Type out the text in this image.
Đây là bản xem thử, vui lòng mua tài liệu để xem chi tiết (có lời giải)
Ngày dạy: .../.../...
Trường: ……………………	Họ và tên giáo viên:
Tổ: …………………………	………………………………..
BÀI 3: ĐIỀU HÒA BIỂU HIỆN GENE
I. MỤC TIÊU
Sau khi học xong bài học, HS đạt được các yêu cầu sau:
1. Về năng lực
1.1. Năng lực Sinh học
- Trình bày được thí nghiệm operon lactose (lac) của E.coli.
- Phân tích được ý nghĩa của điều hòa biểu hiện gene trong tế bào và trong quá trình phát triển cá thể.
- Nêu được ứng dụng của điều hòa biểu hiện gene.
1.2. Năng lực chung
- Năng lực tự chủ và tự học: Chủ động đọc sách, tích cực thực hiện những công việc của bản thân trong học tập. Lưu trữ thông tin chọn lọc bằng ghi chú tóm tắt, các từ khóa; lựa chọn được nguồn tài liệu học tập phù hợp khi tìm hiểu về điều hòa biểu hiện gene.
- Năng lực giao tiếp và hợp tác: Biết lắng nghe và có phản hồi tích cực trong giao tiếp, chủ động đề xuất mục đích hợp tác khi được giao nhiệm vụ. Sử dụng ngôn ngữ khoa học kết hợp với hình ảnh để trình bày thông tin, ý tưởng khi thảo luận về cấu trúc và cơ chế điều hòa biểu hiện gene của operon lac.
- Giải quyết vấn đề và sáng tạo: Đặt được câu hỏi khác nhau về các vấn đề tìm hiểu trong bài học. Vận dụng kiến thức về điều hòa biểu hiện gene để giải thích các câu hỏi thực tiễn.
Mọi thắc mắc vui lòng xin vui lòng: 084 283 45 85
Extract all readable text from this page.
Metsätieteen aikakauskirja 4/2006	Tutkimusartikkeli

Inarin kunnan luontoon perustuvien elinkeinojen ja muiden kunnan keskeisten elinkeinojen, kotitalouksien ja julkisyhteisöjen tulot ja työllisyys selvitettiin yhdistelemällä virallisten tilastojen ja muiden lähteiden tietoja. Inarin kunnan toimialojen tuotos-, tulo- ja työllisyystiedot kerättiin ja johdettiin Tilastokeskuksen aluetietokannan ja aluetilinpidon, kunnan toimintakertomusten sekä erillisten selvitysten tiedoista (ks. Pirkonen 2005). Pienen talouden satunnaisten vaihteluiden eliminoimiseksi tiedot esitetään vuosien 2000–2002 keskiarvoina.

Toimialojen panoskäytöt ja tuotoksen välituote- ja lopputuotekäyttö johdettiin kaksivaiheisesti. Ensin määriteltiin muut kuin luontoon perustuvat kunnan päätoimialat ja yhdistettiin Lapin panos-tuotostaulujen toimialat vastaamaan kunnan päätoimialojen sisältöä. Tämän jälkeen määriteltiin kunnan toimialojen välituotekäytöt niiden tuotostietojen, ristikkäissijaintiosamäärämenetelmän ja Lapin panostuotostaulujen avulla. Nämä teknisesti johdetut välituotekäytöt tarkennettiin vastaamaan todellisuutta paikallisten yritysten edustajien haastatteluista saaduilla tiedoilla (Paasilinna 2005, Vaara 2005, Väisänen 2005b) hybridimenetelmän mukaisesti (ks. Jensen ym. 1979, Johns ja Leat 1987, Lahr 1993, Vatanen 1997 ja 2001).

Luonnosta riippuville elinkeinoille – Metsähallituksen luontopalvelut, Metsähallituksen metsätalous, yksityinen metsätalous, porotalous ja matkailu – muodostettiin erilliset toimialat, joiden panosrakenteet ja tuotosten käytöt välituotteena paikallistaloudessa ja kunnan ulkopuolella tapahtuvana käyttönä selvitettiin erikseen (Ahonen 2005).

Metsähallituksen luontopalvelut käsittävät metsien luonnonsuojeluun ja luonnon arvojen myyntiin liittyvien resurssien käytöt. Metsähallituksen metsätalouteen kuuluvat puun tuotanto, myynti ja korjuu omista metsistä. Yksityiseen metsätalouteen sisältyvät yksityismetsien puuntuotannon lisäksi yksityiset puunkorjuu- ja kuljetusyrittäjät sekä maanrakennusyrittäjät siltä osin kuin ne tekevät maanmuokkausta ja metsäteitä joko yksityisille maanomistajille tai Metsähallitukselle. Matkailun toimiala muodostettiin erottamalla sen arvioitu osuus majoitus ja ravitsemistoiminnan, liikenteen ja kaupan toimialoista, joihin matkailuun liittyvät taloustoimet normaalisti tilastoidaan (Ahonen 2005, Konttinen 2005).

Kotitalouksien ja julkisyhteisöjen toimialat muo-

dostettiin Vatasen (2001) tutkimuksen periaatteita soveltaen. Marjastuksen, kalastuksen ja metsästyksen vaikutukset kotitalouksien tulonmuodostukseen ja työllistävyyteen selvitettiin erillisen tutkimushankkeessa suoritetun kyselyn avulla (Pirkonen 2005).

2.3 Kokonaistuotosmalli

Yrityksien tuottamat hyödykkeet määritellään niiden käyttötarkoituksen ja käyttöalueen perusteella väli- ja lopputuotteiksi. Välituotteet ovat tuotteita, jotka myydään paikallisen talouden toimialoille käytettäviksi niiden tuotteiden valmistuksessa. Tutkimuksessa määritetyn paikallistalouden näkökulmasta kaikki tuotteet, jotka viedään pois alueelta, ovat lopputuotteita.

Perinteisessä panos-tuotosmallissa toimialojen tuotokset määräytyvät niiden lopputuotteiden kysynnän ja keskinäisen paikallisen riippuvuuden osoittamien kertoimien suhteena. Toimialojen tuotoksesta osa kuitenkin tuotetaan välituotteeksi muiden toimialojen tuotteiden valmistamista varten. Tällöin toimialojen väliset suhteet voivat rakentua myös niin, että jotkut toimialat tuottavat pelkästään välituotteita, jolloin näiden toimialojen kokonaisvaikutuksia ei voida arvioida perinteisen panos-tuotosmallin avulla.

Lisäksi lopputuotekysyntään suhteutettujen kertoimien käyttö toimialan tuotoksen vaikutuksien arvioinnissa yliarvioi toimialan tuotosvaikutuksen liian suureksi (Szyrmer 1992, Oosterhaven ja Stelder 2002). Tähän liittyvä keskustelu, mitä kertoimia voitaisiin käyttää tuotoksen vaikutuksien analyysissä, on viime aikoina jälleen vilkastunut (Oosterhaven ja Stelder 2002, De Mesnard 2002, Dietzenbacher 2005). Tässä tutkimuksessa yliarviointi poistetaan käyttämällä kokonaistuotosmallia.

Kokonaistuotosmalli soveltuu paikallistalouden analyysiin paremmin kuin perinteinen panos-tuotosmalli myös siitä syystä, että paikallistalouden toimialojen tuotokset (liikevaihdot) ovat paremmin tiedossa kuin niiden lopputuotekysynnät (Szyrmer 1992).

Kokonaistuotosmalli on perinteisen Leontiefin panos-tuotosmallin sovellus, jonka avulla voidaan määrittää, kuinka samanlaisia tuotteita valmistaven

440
# # # # #
**Requirement:** Lines with "text" in them are what the answer must contain; copy each from the records above.

**Solution:**
Type out the text in this image.
Extract all readable text from this page.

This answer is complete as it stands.